### [Spatial layout data]
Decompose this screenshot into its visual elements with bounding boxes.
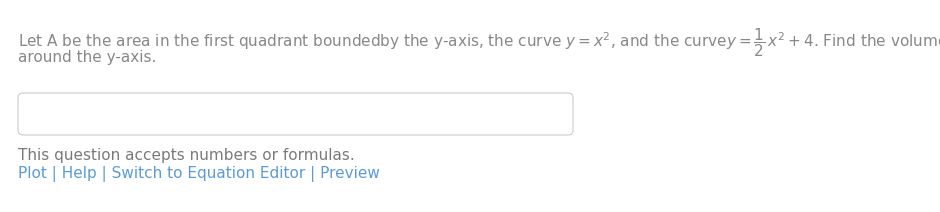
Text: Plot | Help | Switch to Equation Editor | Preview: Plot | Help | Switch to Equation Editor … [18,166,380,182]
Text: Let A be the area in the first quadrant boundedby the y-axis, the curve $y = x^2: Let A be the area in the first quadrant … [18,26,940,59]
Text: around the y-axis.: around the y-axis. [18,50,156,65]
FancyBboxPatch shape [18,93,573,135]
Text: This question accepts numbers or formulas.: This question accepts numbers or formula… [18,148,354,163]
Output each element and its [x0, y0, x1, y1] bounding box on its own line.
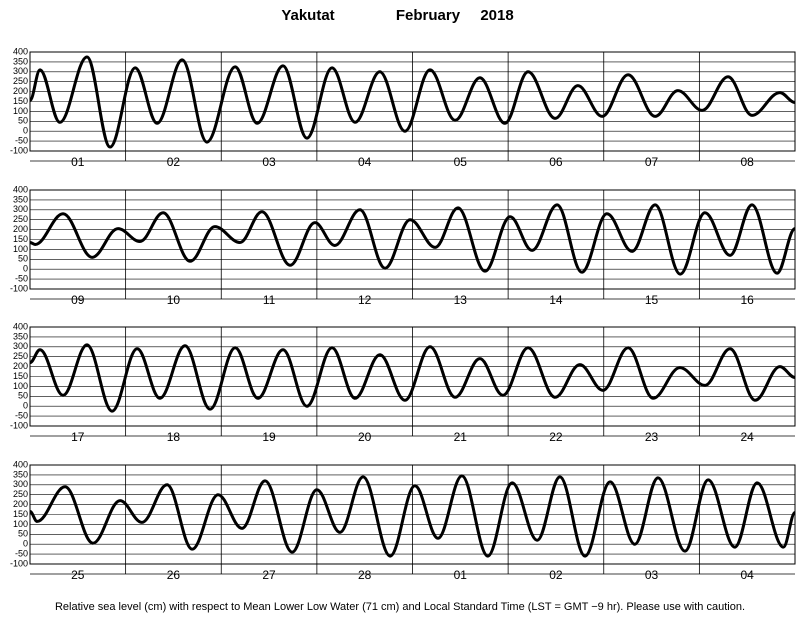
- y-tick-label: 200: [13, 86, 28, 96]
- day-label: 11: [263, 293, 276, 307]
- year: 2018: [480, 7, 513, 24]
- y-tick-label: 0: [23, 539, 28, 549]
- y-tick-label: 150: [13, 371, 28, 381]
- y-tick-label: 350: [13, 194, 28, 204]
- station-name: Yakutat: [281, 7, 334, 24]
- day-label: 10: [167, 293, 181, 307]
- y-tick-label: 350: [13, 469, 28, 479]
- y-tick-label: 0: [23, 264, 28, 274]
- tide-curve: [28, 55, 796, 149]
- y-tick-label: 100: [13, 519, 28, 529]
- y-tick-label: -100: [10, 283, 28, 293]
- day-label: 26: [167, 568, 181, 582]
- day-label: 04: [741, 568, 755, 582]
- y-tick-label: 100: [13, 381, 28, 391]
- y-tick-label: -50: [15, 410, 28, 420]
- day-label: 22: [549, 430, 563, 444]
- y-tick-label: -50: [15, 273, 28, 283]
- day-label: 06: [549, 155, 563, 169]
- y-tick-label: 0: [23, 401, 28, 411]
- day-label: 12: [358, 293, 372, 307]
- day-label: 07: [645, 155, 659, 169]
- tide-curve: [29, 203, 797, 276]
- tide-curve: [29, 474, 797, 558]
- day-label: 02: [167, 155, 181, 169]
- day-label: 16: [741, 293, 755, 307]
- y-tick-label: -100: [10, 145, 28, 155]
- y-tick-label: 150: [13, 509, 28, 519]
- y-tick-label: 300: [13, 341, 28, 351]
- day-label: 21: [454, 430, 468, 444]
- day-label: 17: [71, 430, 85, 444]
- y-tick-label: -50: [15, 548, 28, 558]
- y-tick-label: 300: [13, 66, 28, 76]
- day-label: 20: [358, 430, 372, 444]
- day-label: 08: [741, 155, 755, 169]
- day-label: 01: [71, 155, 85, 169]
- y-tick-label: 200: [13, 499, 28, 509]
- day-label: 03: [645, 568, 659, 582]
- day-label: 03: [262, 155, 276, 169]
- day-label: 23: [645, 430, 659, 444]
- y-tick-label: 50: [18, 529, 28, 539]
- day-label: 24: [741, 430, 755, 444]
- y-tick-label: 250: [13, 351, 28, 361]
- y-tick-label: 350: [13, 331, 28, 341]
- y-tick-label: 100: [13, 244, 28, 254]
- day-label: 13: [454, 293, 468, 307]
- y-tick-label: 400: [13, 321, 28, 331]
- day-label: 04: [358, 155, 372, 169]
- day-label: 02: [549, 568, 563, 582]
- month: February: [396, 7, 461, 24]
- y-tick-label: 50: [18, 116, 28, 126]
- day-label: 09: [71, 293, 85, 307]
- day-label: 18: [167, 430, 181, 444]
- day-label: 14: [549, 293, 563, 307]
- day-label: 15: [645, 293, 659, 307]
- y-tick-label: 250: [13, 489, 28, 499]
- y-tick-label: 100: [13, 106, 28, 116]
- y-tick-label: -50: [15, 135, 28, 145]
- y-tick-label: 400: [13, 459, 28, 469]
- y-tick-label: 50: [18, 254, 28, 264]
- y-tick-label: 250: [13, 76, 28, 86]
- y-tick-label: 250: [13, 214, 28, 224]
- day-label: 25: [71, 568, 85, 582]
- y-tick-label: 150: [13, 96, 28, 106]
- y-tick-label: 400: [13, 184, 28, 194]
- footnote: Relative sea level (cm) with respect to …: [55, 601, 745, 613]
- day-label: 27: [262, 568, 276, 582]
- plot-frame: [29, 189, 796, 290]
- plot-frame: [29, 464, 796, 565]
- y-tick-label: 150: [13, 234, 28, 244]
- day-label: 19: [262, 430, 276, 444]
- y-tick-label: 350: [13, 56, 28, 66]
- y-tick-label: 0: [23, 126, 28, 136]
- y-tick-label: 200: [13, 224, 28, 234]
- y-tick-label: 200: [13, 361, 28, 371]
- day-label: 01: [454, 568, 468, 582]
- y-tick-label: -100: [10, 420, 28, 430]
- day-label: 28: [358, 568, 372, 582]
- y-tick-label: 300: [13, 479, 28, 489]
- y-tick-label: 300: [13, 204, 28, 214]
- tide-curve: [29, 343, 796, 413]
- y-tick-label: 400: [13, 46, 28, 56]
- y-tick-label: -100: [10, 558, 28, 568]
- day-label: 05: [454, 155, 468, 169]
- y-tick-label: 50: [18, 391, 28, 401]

### [What to do]
Convert the stretch of lines from the one containing "- y-tick-label: 200: [13, 86, 28, 96]" through the one containing "- day-label: 10: [167, 293, 181, 307]" into a JSON list of strings, one string per line.

### [Task output]
[
  "- y-tick-label: 200: [13, 86, 28, 96]",
  "- day-label: 11: [263, 293, 276, 307]",
  "- year: 2018: [480, 7, 513, 24]",
  "- y-tick-label: 0: [23, 539, 28, 549]",
  "- y-tick-label: 150: [13, 371, 28, 381]",
  "- y-tick-label: 350: [13, 194, 28, 204]",
  "- station-name: Yakutat: [281, 7, 334, 24]",
  "- day-label: 10: [167, 293, 181, 307]"
]